**Given task**
Show all lines from the data that include the word "naar".

[Dataset records]
## Begin

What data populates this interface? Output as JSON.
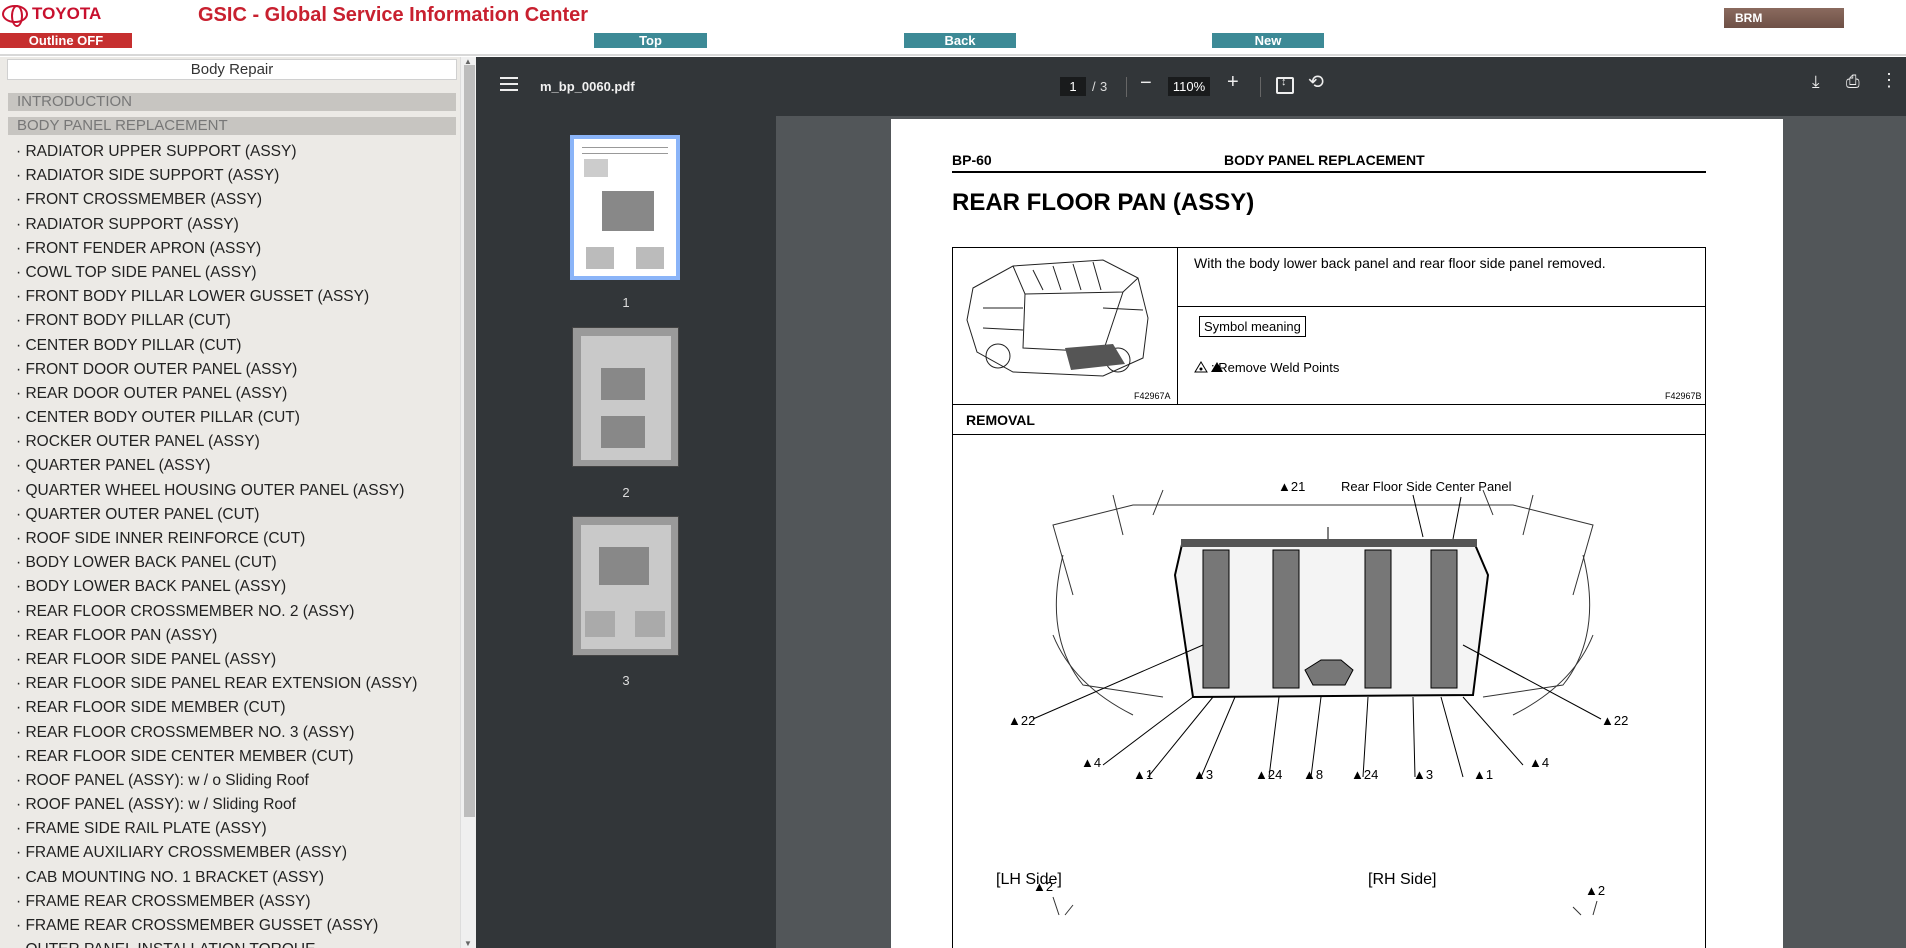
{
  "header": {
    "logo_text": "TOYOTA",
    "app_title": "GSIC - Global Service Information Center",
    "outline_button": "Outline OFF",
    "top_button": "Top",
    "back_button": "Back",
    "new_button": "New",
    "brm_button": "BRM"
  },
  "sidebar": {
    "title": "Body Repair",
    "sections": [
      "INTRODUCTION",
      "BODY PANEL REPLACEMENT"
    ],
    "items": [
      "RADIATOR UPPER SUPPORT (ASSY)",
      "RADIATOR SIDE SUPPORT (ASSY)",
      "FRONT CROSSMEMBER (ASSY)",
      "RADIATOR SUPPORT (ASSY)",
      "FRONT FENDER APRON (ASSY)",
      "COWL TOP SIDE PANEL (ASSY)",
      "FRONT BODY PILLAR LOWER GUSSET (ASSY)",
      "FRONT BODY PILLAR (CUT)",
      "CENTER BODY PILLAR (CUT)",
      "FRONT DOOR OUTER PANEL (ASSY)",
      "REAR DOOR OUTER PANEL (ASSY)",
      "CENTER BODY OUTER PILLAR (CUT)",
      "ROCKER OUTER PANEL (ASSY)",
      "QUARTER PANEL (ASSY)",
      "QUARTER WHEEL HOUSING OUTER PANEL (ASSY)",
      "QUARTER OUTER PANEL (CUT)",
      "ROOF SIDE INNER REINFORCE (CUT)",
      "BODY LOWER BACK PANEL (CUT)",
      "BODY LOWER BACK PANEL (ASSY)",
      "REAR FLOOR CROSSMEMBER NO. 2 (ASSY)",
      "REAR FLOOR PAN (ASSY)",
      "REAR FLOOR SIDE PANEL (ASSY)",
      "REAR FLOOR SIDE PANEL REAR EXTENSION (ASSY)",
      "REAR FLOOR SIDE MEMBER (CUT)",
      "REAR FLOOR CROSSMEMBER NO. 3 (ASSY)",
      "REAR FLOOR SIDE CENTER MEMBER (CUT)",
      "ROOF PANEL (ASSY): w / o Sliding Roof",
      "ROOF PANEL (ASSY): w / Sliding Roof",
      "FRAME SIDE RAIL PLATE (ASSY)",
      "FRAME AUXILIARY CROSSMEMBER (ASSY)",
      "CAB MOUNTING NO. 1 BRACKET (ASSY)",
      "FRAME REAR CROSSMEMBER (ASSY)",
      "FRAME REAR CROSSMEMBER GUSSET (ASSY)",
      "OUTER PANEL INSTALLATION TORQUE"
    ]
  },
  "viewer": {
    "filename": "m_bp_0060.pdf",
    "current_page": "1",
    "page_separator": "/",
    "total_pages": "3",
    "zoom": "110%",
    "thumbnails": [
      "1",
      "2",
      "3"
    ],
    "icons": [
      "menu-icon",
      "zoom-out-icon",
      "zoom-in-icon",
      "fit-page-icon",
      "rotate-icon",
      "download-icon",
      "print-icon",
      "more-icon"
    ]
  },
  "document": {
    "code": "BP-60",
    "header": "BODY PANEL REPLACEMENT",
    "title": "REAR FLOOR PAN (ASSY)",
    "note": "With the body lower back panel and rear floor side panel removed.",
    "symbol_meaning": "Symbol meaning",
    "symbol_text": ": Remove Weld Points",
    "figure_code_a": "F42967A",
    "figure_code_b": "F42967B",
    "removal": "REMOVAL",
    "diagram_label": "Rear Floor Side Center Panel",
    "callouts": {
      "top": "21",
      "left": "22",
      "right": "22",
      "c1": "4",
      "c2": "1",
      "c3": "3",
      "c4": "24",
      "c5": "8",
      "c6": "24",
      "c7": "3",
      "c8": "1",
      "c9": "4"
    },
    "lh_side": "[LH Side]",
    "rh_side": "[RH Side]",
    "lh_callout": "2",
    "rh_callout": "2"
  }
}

## End
## Begin

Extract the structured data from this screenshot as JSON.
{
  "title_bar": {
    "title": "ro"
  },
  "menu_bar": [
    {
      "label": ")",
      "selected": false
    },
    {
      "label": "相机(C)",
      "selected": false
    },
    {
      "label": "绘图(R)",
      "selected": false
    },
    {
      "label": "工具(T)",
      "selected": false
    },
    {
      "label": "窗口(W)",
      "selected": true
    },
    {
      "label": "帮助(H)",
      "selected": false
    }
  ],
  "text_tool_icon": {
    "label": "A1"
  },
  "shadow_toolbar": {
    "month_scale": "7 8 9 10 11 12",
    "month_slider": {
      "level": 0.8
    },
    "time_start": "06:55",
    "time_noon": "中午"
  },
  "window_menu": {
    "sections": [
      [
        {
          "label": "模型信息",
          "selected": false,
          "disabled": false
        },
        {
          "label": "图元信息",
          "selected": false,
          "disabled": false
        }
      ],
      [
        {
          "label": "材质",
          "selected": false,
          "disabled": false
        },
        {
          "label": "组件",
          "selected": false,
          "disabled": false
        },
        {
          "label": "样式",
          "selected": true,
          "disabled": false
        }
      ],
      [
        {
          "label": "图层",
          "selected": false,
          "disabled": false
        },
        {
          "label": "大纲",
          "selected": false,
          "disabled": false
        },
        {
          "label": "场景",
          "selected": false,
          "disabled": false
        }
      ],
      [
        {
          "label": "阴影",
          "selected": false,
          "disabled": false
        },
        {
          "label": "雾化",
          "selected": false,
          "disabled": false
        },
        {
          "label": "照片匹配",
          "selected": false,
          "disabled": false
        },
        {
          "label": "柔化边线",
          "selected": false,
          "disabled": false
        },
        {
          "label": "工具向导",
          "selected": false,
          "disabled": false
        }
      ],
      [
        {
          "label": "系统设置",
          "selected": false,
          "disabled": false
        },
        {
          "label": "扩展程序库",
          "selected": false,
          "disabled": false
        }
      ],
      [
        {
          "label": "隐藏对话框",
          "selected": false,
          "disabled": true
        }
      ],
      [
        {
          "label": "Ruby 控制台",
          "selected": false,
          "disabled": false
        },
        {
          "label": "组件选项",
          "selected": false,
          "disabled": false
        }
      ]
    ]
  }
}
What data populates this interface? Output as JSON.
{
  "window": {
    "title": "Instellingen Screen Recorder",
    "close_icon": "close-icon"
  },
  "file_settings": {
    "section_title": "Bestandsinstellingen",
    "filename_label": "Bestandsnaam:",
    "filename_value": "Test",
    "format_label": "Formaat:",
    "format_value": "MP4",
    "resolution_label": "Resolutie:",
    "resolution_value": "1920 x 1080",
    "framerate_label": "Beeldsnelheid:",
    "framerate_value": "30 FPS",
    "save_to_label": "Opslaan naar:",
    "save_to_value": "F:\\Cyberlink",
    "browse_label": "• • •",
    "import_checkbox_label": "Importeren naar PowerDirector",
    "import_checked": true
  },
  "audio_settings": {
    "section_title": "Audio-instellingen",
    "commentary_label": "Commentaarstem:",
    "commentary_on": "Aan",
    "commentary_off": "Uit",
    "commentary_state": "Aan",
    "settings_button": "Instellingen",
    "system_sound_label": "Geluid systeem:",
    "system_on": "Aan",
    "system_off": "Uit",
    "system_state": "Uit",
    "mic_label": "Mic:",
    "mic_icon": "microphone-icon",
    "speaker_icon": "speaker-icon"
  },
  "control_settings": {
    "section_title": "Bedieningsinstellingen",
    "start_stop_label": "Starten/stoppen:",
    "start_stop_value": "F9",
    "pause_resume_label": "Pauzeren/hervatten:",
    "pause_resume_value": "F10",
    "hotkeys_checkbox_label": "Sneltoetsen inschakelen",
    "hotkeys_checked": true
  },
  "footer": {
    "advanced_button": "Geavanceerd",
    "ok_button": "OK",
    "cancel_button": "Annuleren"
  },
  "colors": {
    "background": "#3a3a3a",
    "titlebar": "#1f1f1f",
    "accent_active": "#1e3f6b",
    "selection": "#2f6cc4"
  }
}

## End

**Exercise solution**
    "save_to_label": "Opslaan naar:",
    "import_checkbox_label": "Importeren naar PowerDirector",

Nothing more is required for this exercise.